* [GOAL 1]: In the dog food thread, rewrite the part starting at "## CareBearStare (Dec" and ending at "(Jul 2, 2008)", substituting "high-end kibble" for "premium kibble".
* [GOAL 2]: For each statement, answer yes or no according to the dog food thread and quote the words that decide it: (a) Willowy gives the dogs kibble and raw meat at the same meal. (b) Willowy buys the chicken quarters at Wal-Mart. (c) kathylcsw began the switch with a 75/25 ratio of Pedigree to 4Health.

* [PASSAGE SHOWN]:
────────────────

I don't believe I'll be able to afford the cost of the prey model raw diet, but what about supplementing a dog's dry-food diet with some yogurt or raw meat? I read that mixing the prey model raw diet and dry food isn't good, but I've also read that many people do supplement their dog's diet with various meats and other things and do quite well.


----------



## Willowy (Dec 10, 2007)

Irishman said:


> I don't believe I'll be able to afford the cost of the prey model raw diet, but what about supplementing a dog's dry-food diet with some yogurt or raw meat? I read that mixing the prey model raw diet and dry food isn't good, but I've also read that many people do supplement their dog's diet with various meats and other things and do quite well.


Sure! I throw my dogs raw chicken quarters or beef ribs pretty regularly. I don't feed kibble at the same time (barf city!)--usually it's kibble for breakfast and raw meat for dinner--but other than that I've never had a problem doing so.


----------



## Irishman (May 13, 2011)

Willowy said:


> Sure! I throw my dogs raw chicken quarters or beef ribs pretty regularly. I don't feed kibble at the same time (barf city!)--usually it's kibble for breakfast and raw meat for dinner--but other than that I've never had a problem doing so.


Awesome, thanks! Any advice for picking up meat that won't break the bank? I don't want to feed them low-quality meats for obvious reasons, but with three dogs it can get gruesome.


----------



## melaka (Mar 31, 2010)

Buffy gets TotW Sierra Mountain dry. I might start rotating with Pacific Stream. She also just started getting a weekly RMB. She does occasionally get a few pieces of lean cooked meat mixed in with her dry food (when we're at my parents' house).

My 2 cats get mostly Purina ProPlan Sensitive Skin & Stomach formula, dry - the only thing apart from even worse foods that my one cat can keep down. They also share a can of Sophisticat (one of Petsmart's brands) daily.


----------



## Willowy (Dec 10, 2007)

Irishman said:


> Awesome, thanks! Any advice for picking up meat that won't break the bank? I don't want to feed them low-quality meats for obvious reasons, but with three dogs it can get gruesome.


I get the 10-pound bag of chicken quarters and a shrink-wrapped rack of ribs at Wal-Mart. Meat is meat (unless you buy organic/grass-fed/local/etc.). Some brands of chicken have salt water added but the 10-pound bag doesn't.


----------



## katielou (Apr 29, 2010)

Prey model raw.

Its cheap, easy and the best for them.


----------



## kafkabeetle (Dec 4, 2009)

I rotate between the 4 formulas of Taste of the Wild. I'd like to go raw, but my boyfriend finds that idea tedious so not for now.


----------



## CareBearStare (Dec 19, 2009)

Another raw feeder here. I find that the costs are generally on par with premium kibble, perhaps even cheaper after start-up.


----------



## abi88 (Jul 2, 2008)

CareBearStare said:


> Another raw feeder here. I find that the costs are generally on par with premium kibble, perhaps even cheaper after start-up.


Yep same here! Especially when you use your local co-op and/or find hunters/farmers/people cleaning out their freezers!


----------



## kathylcsw (Jul 4, 2011)

After educating myself about dog food I am transitioning Foxy from Pedigree to 4Health Chicken and Rice. I started the change last night with 75/25 ratio of Pedigree to the 4Health. She seemed to really like the new food. My plan is to rotate with Diamond Naturals, Simply Nourish, and occasional TOTW.

────────────────

* [MATERIAL]:

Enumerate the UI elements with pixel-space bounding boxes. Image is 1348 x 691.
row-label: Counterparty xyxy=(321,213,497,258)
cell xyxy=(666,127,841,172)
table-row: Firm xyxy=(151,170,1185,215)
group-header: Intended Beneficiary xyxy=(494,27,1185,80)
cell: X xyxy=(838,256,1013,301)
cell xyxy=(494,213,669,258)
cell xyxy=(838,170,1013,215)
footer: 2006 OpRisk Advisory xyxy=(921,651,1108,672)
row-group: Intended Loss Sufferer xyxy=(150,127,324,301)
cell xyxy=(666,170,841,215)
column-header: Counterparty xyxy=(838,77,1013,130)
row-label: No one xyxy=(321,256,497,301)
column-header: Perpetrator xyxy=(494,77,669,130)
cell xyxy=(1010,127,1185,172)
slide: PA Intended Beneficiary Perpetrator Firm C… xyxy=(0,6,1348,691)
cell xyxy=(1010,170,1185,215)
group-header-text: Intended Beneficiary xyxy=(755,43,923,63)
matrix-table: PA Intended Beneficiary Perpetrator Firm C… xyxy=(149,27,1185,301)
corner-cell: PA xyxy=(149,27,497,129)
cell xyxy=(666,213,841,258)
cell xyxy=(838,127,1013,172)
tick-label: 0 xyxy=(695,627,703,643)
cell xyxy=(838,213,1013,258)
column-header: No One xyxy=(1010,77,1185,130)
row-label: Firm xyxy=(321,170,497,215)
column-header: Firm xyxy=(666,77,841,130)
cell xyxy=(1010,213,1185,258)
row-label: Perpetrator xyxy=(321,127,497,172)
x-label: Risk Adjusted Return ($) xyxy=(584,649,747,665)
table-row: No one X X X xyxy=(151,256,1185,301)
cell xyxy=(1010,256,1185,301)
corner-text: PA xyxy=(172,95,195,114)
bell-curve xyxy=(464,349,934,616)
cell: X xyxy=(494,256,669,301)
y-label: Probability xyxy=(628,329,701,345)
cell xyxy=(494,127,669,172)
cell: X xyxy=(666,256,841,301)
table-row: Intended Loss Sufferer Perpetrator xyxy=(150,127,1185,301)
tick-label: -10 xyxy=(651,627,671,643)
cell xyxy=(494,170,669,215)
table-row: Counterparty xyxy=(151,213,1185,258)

────────────────

* [RIGHT ANSWER 1]:
## CareBearStare (Dec 19, 2009)

Another raw feeder here. I find that the costs are generally on par with high-end kibble, perhaps even cheaper after start-up.


----------



## abi88 (Jul 2, 2008)

* [RIGHT ANSWER 2]:
(a) No: "I don't feed kibble at the same time"
(b) Yes: "I get the 10-pound bag of chicken quarters and a shrink-wrapped rack of ribs at Wal-Mart."
(c) Yes: "I started the change last night with 75/25 ratio of Pedigree to the 4Health."